Repeat exactly, and only, the lines from the line bearing "Type out the text in this image." through the end of the material. Do not copy the pictures.

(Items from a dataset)
-- begin --

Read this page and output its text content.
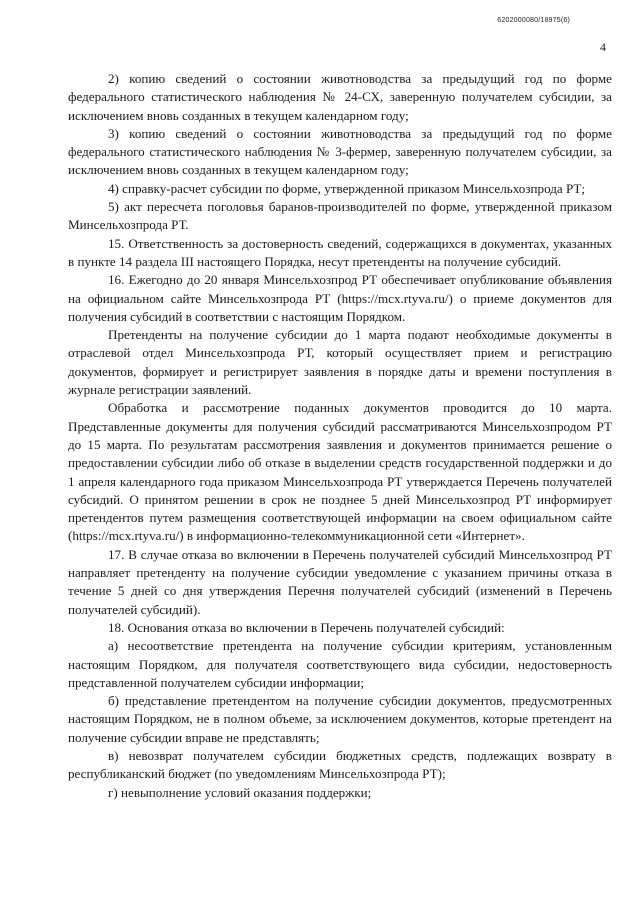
6202000080/18975(6)
4

2) копию сведений о состоянии животноводства за предыдущий год по форме федерального статистического наблюдения № 24-СХ, заверенную получателем субсидии, за исключением вновь созданных в текущем календарном году;

3) копию сведений о состоянии животноводства за предыдущий год по форме федерального статистического наблюдения № 3-фермер, заверенную получателем субсидии, за исключением вновь созданных в текущем календарном году;

4) справку-расчет субсидии по форме, утвержденной приказом Минсельхозпрода РТ;

5) акт пересчета поголовья баранов-производителей по форме, утвержденной приказом Минсельхозпрода РТ.

15. Ответственность за достоверность сведений, содержащихся в документах, указанных в пункте 14 раздела III настоящего Порядка, несут претенденты на получение субсидий.

16. Ежегодно до 20 января Минсельхозпрод РТ обеспечивает опубликование объявления на официальном сайте Минсельхозпрода РТ (https://mcx.rtyva.ru/) о приеме документов для получения субсидий в соответствии с настоящим Порядком.

Претенденты на получение субсидии до 1 марта подают необходимые документы в отраслевой отдел Минсельхозпрода РТ, который осуществляет прием и регистрацию документов, формирует и регистрирует заявления в порядке даты и времени поступления в журнале регистрации заявлений.

Обработка и рассмотрение поданных документов проводится до 10 марта. Представленные документы для получения субсидий рассматриваются Минсельхозпродом РТ до 15 марта. По результатам рассмотрения заявления и документов принимается решение о предоставлении субсидии либо об отказе в выделении средств государственной поддержки и до 1 апреля календарного года приказом Минсельхозпрода РТ утверждается Перечень получателей субсидий. О принятом решении в срок не позднее 5 дней Минсельхозпрод РТ информирует претендентов путем размещения соответствующей информации на своем официальном сайте (https://mcx.rtyva.ru/) в информационно-телекоммуникационной сети «Интернет».

17. В случае отказа во включении в Перечень получателей субсидий Минсельхозпрод РТ направляет претенденту на получение субсидии уведомление с указанием причины отказа в течение 5 дней со дня утверждения Перечня получателей субсидий (изменений в Перечень получателей субсидий).

18. Основания отказа во включении в Перечень получателей субсидий:

а) несоответствие претендента на получение субсидии критериям, установленным настоящим Порядком, для получателя соответствующего вида субсидии, недостоверность представленной получателем субсидии информации;

б) представление претендентом на получение субсидии документов, предусмотренных настоящим Порядком, не в полном объеме, за исключением документов, которые претендент на получение субсидии вправе не представлять;

в) невозврат получателем субсидии бюджетных средств, подлежащих возврату в республиканский бюджет (по уведомлениям Минсельхозпрода РТ);

г) невыполнение условий оказания поддержки;
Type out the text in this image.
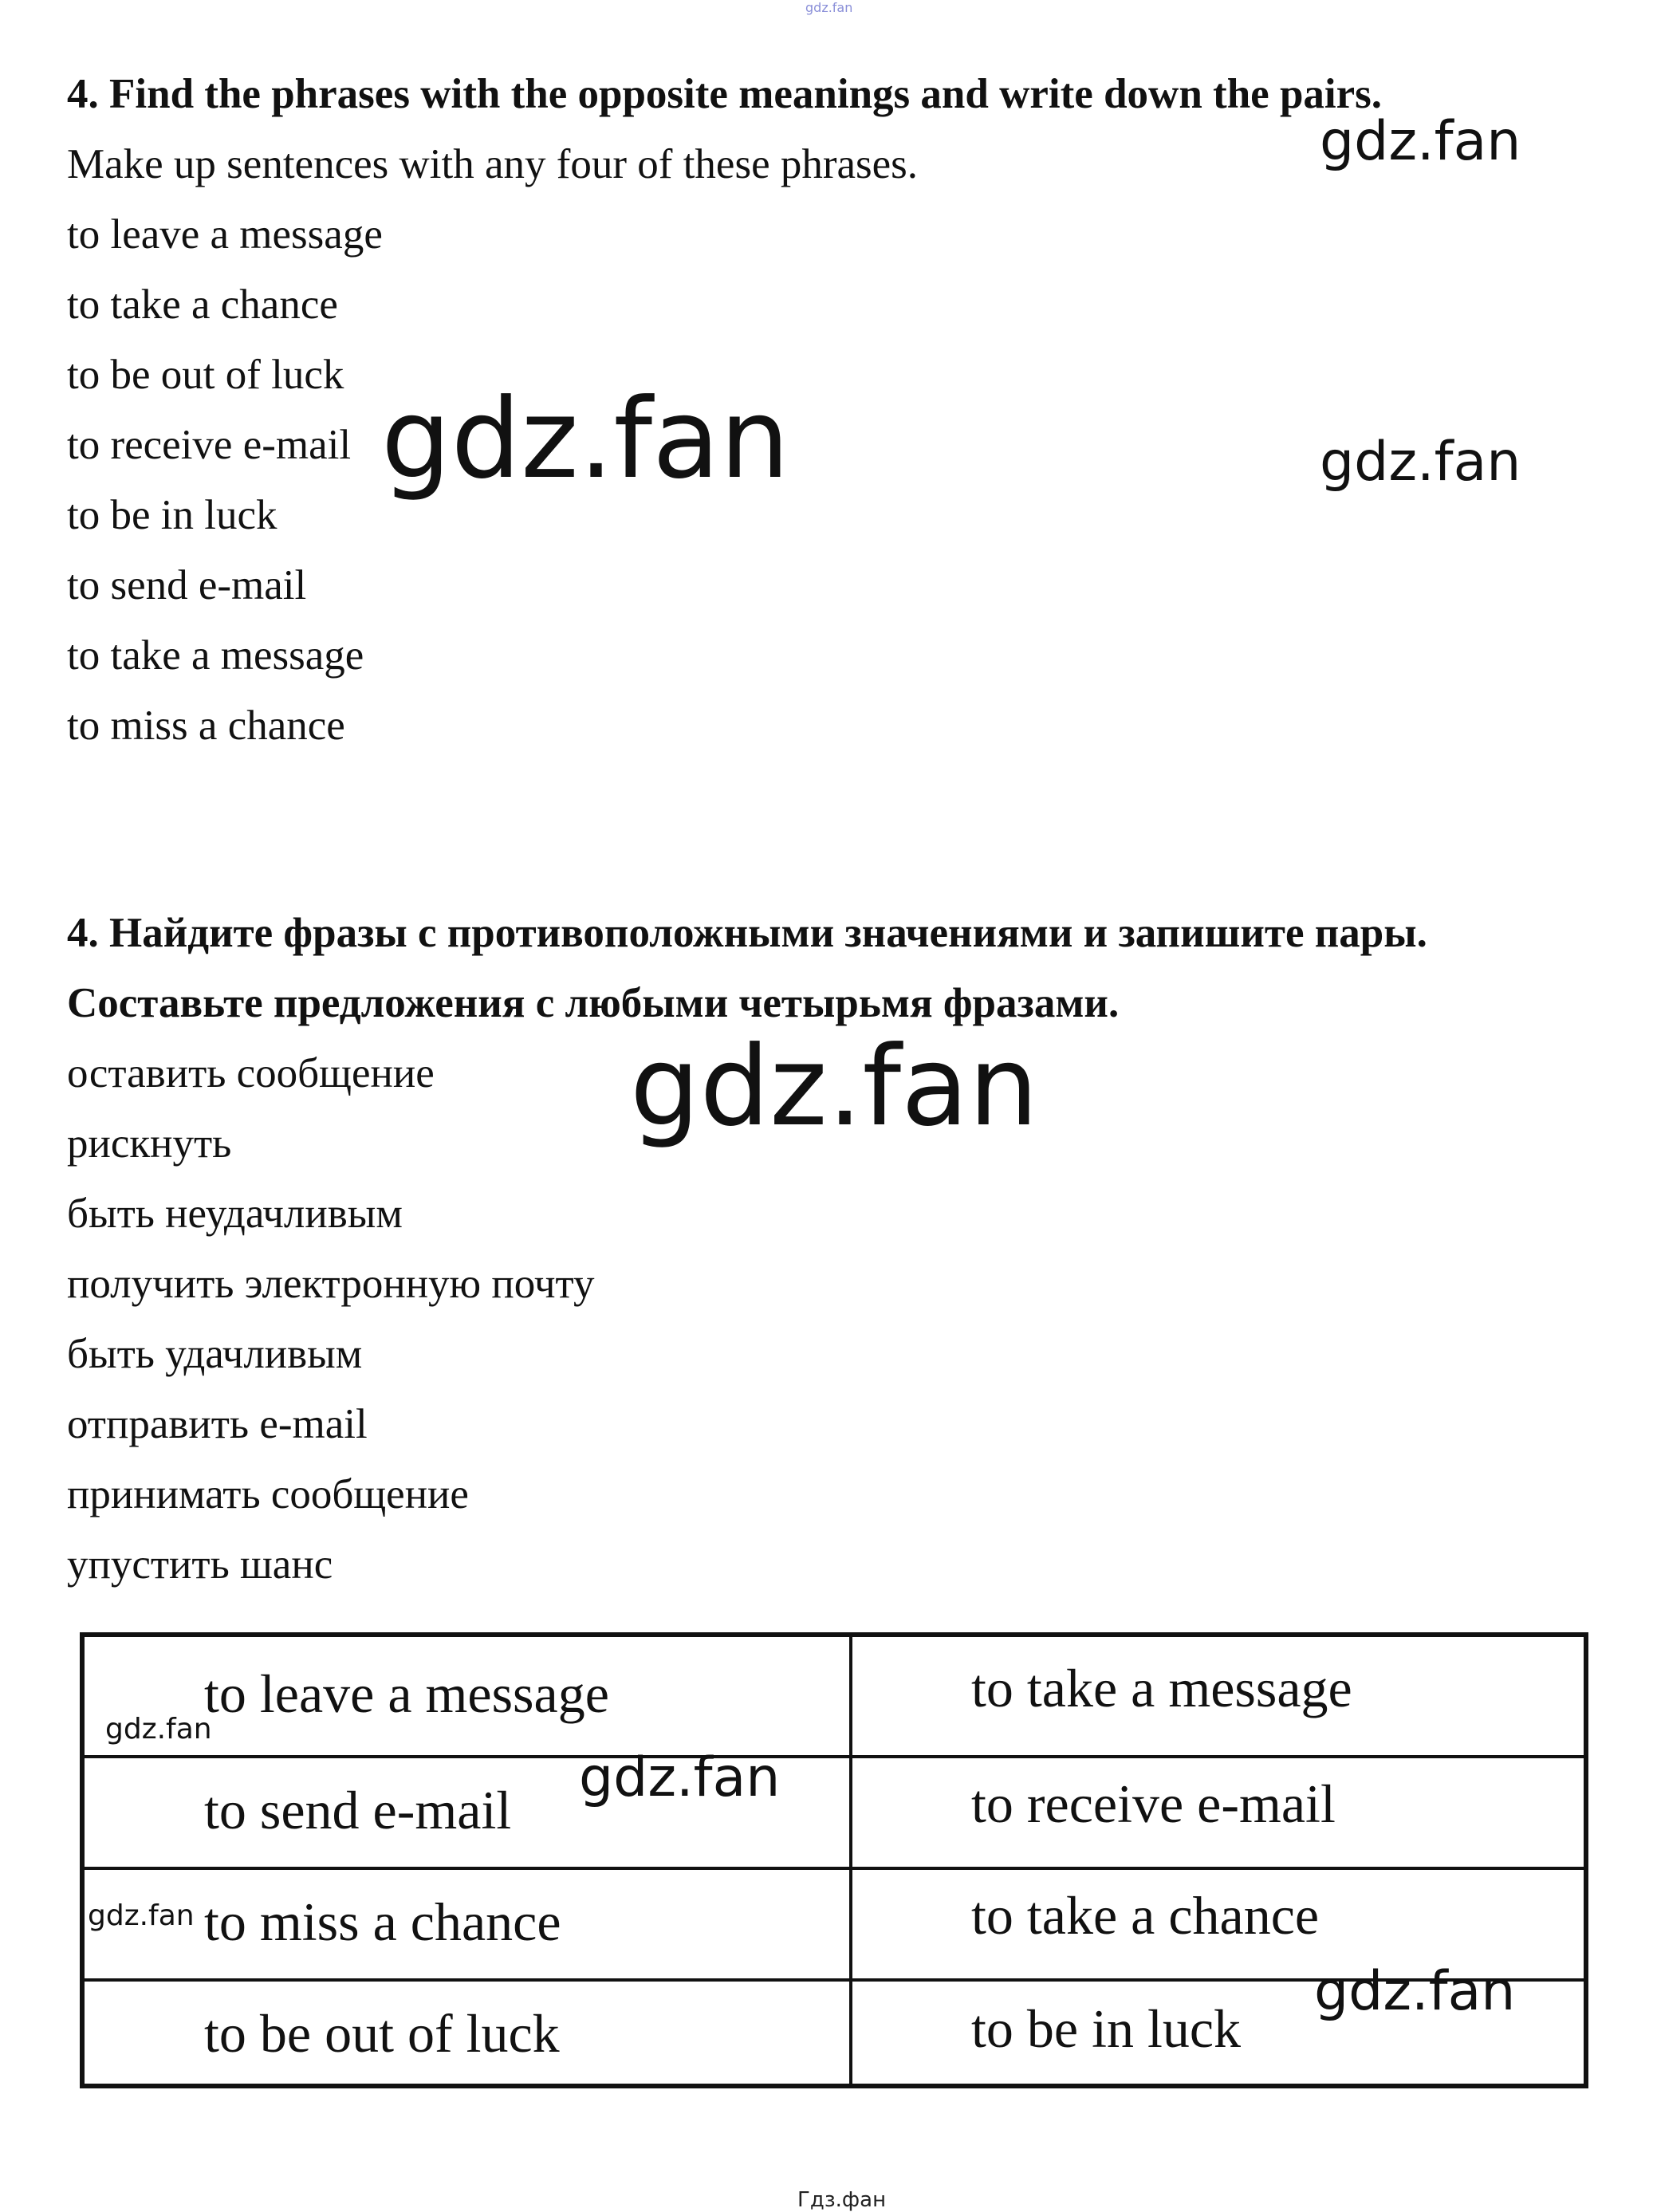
gdz.fan
4. Find the phrases with the opposite meanings and write down the pairs.
Make up sentences with any four of these phrases.
to leave a message
to take a chance
to be out of luck
to receive e-mail
to be in luck
to send e-mail
to take a message
to miss a chance
4. Найдите фразы с противоположными значениями и запишите пары.
Составьте предложения с любыми четырьмя фразами.
оставить сообщение
рискнуть
быть неудачливым
получить электронную почту
быть удачливым
отправить e-mail
принимать сообщение
упустить шанс
to leave a message	to take a message
to send e-mail	to receive e-mail
to miss a chance	to take a chance
to be out of luck	to be in luck
gdz.fan
gdz.fan	gdz.fan
gdz.fan
gdz.fan
gdz.fan
gdz.fan
gdz.fan
Гдз.фан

-- end --

■ **REPLY**:
Type out the text in this image.
gdz.fan
4. Find the phrases with the opposite meanings and write down the pairs.
Make up sentences with any four of these phrases.
to leave a message
to take a chance
to be out of luck
to receive e-mail
to be in luck
to send e-mail
to take a message
to miss a chance
4. Найдите фразы с противоположными значениями и запишите пары.
Составьте предложения с любыми четырьмя фразами.
оставить сообщение
рискнуть
быть неудачливым
получить электронную почту
быть удачливым
отправить e-mail
принимать сообщение
упустить шанс
to leave a message	to take a message
to send e-mail	to receive e-mail
to miss a chance	to take a chance
to be out of luck	to be in luck
gdz.fan
gdz.fan	gdz.fan
gdz.fan
gdz.fan
gdz.fan
gdz.fan
gdz.fan
Гдз.фан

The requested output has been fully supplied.